**Brief**:
Without the pictures, set down every line of the data exactly.

**Material for the task**:
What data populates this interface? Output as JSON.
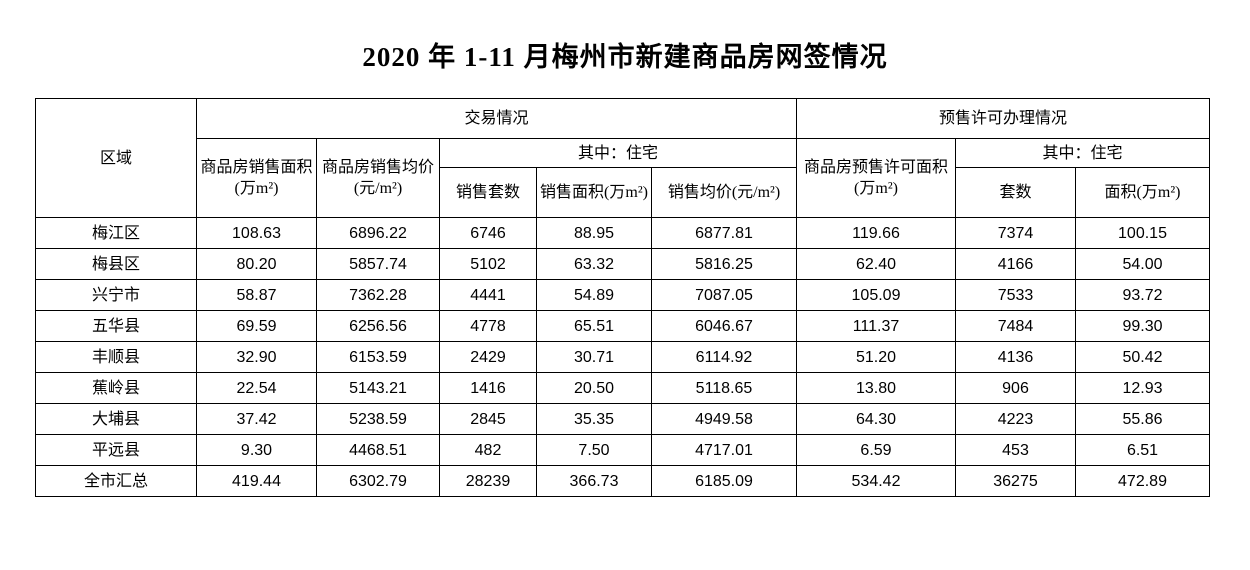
{
  "page": {
    "background_color": "#ffffff",
    "text_color": "#000000",
    "border_color": "#000000"
  },
  "title": "2020 年 1-11 月梅州市新建商品房网签情况",
  "table": {
    "col_headers": {
      "region": "区域",
      "trade_group": "交易情况",
      "presale_group": "预售许可办理情况",
      "trade_sales_area": "商品房销售面积(万m²)",
      "trade_avg_price": "商品房销售均价(元/m²)",
      "trade_residential": "其中：住宅",
      "trade_res_units": "销售套数",
      "trade_res_area": "销售面积(万m²)",
      "trade_res_price": "销售均价(元/m²)",
      "presale_area": "商品房预售许可面积(万m²)",
      "presale_residential": "其中：住宅",
      "presale_res_units": "套数",
      "presale_res_area": "面积(万m²)"
    },
    "rows": [
      {
        "region": "梅江区",
        "values": [
          "108.63",
          "6896.22",
          "6746",
          "88.95",
          "6877.81",
          "119.66",
          "7374",
          "100.15"
        ]
      },
      {
        "region": "梅县区",
        "values": [
          "80.20",
          "5857.74",
          "5102",
          "63.32",
          "5816.25",
          "62.40",
          "4166",
          "54.00"
        ]
      },
      {
        "region": "兴宁市",
        "values": [
          "58.87",
          "7362.28",
          "4441",
          "54.89",
          "7087.05",
          "105.09",
          "7533",
          "93.72"
        ]
      },
      {
        "region": "五华县",
        "values": [
          "69.59",
          "6256.56",
          "4778",
          "65.51",
          "6046.67",
          "111.37",
          "7484",
          "99.30"
        ]
      },
      {
        "region": "丰顺县",
        "values": [
          "32.90",
          "6153.59",
          "2429",
          "30.71",
          "6114.92",
          "51.20",
          "4136",
          "50.42"
        ]
      },
      {
        "region": "蕉岭县",
        "values": [
          "22.54",
          "5143.21",
          "1416",
          "20.50",
          "5118.65",
          "13.80",
          "906",
          "12.93"
        ]
      },
      {
        "region": "大埔县",
        "values": [
          "37.42",
          "5238.59",
          "2845",
          "35.35",
          "4949.58",
          "64.30",
          "4223",
          "55.86"
        ]
      },
      {
        "region": "平远县",
        "values": [
          "9.30",
          "4468.51",
          "482",
          "7.50",
          "4717.01",
          "6.59",
          "453",
          "6.51"
        ]
      },
      {
        "region": "全市汇总",
        "values": [
          "419.44",
          "6302.79",
          "28239",
          "366.73",
          "6185.09",
          "534.42",
          "36275",
          "472.89"
        ]
      }
    ]
  }
}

**Result for this task**:
What data populates this interface? Output as JSON.
{
  "page": {
    "background_color": "#ffffff",
    "text_color": "#000000",
    "border_color": "#000000"
  },
  "title": "2020 年 1-11 月梅州市新建商品房网签情况",
  "table": {
    "col_headers": {
      "region": "区域",
      "trade_group": "交易情况",
      "presale_group": "预售许可办理情况",
      "trade_sales_area": "商品房销售面积(万m²)",
      "trade_avg_price": "商品房销售均价(元/m²)",
      "trade_residential": "其中：住宅",
      "trade_res_units": "销售套数",
      "trade_res_area": "销售面积(万m²)",
      "trade_res_price": "销售均价(元/m²)",
      "presale_area": "商品房预售许可面积(万m²)",
      "presale_residential": "其中：住宅",
      "presale_res_units": "套数",
      "presale_res_area": "面积(万m²)"
    },
    "rows": [
      {
        "region": "梅江区",
        "values": [
          "108.63",
          "6896.22",
          "6746",
          "88.95",
          "6877.81",
          "119.66",
          "7374",
          "100.15"
        ]
      },
      {
        "region": "梅县区",
        "values": [
          "80.20",
          "5857.74",
          "5102",
          "63.32",
          "5816.25",
          "62.40",
          "4166",
          "54.00"
        ]
      },
      {
        "region": "兴宁市",
        "values": [
          "58.87",
          "7362.28",
          "4441",
          "54.89",
          "7087.05",
          "105.09",
          "7533",
          "93.72"
        ]
      },
      {
        "region": "五华县",
        "values": [
          "69.59",
          "6256.56",
          "4778",
          "65.51",
          "6046.67",
          "111.37",
          "7484",
          "99.30"
        ]
      },
      {
        "region": "丰顺县",
        "values": [
          "32.90",
          "6153.59",
          "2429",
          "30.71",
          "6114.92",
          "51.20",
          "4136",
          "50.42"
        ]
      },
      {
        "region": "蕉岭县",
        "values": [
          "22.54",
          "5143.21",
          "1416",
          "20.50",
          "5118.65",
          "13.80",
          "906",
          "12.93"
        ]
      },
      {
        "region": "大埔县",
        "values": [
          "37.42",
          "5238.59",
          "2845",
          "35.35",
          "4949.58",
          "64.30",
          "4223",
          "55.86"
        ]
      },
      {
        "region": "平远县",
        "values": [
          "9.30",
          "4468.51",
          "482",
          "7.50",
          "4717.01",
          "6.59",
          "453",
          "6.51"
        ]
      },
      {
        "region": "全市汇总",
        "values": [
          "419.44",
          "6302.79",
          "28239",
          "366.73",
          "6185.09",
          "534.42",
          "36275",
          "472.89"
        ]
      }
    ]
  }
}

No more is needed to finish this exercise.